* SHORT TASK
Every line that contains the word "from" should be copied.

Dataset excerpt:
* begin *

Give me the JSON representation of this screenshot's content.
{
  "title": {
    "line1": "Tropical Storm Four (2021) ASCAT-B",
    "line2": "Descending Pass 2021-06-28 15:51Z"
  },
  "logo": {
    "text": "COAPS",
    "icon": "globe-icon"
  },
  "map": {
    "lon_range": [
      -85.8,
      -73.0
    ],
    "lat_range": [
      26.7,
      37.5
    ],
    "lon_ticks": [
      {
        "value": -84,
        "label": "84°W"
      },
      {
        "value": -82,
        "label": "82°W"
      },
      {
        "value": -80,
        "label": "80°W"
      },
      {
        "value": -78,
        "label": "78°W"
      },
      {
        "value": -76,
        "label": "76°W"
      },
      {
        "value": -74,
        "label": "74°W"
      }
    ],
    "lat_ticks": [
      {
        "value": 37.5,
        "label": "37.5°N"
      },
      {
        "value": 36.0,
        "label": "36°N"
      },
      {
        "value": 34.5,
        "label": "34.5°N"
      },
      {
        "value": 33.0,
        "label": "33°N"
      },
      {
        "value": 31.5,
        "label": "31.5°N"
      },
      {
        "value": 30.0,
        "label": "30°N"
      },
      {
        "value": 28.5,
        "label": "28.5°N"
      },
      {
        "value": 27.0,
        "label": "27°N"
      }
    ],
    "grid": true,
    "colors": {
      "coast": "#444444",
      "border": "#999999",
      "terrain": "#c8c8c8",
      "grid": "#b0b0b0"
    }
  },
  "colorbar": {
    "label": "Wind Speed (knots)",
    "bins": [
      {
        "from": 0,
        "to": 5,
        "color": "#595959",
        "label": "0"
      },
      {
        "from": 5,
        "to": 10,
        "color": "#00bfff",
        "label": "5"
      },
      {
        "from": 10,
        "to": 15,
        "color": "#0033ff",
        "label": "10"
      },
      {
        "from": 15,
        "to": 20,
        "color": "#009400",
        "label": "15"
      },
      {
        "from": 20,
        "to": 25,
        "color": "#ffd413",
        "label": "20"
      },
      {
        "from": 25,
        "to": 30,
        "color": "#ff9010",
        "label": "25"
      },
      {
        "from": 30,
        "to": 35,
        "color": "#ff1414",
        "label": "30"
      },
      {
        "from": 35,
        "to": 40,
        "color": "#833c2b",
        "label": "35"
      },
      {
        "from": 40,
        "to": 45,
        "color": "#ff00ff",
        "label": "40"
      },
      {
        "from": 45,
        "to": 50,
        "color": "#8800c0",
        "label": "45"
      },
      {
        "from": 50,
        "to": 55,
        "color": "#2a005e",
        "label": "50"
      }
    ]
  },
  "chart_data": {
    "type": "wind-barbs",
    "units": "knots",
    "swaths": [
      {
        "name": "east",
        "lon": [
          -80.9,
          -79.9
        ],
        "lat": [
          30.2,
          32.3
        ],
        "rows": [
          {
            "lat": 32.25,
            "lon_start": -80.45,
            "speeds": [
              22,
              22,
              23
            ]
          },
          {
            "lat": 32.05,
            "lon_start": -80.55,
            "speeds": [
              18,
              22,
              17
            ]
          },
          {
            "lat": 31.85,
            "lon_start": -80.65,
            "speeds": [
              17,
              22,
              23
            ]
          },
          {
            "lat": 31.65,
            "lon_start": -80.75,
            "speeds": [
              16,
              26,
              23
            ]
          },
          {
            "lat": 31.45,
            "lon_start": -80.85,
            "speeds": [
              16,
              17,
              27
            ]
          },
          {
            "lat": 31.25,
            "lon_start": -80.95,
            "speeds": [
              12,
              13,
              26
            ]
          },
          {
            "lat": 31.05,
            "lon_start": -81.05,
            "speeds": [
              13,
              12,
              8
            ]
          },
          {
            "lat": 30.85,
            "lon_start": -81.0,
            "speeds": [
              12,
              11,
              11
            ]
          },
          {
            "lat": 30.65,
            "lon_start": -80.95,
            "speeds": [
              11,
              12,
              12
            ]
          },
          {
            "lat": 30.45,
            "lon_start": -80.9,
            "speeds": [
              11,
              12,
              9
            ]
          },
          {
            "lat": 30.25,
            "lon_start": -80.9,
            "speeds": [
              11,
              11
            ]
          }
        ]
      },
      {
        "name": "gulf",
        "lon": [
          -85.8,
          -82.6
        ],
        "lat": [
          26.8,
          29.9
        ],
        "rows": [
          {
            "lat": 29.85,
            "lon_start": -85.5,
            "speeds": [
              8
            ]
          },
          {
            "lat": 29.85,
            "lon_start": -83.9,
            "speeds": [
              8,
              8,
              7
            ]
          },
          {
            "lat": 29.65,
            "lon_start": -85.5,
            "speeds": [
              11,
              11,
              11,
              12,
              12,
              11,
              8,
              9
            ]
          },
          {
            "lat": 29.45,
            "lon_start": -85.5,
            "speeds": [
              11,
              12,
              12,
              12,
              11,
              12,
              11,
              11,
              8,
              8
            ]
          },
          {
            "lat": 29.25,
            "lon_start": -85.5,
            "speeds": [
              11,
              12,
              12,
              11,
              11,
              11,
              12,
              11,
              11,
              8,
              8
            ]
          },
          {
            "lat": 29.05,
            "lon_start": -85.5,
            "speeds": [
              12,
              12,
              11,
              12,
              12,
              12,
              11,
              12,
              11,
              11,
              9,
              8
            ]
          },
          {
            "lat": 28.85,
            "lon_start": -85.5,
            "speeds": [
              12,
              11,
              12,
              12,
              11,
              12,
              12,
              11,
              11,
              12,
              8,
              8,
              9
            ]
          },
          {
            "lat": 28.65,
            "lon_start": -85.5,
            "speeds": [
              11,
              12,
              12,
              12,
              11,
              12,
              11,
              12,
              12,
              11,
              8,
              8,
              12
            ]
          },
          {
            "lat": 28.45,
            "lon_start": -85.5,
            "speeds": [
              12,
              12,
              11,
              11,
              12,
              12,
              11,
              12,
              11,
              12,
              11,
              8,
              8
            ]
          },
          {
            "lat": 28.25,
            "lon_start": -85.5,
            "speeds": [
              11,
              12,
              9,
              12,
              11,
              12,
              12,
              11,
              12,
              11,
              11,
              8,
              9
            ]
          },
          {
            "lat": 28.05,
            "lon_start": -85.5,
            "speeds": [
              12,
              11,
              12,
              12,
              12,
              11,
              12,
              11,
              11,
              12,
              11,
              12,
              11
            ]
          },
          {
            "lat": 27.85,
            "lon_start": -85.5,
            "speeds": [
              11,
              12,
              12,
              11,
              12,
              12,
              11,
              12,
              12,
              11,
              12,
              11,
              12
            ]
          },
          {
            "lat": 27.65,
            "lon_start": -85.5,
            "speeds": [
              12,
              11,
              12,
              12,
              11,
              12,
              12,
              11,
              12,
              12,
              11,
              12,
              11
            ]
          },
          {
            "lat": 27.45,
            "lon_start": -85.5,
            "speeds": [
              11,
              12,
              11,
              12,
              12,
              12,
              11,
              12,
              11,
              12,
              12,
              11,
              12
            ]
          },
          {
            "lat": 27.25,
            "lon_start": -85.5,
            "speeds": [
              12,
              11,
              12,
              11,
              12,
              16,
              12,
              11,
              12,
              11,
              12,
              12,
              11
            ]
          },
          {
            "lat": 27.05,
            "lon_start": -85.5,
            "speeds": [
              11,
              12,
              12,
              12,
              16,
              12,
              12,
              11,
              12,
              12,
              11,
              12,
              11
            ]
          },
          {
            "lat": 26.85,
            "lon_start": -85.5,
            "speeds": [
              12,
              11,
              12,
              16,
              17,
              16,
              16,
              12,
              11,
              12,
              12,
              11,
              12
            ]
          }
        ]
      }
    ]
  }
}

* end *

* RESPONSE TO THE TASK
        "from": 0,
        "from": 5,
        "from": 10,
        "from": 15,
        "from": 20,
        "from": 25,
        "from": 30,
        "from": 35,
        "from": 40,
        "from": 45,
        "from": 50,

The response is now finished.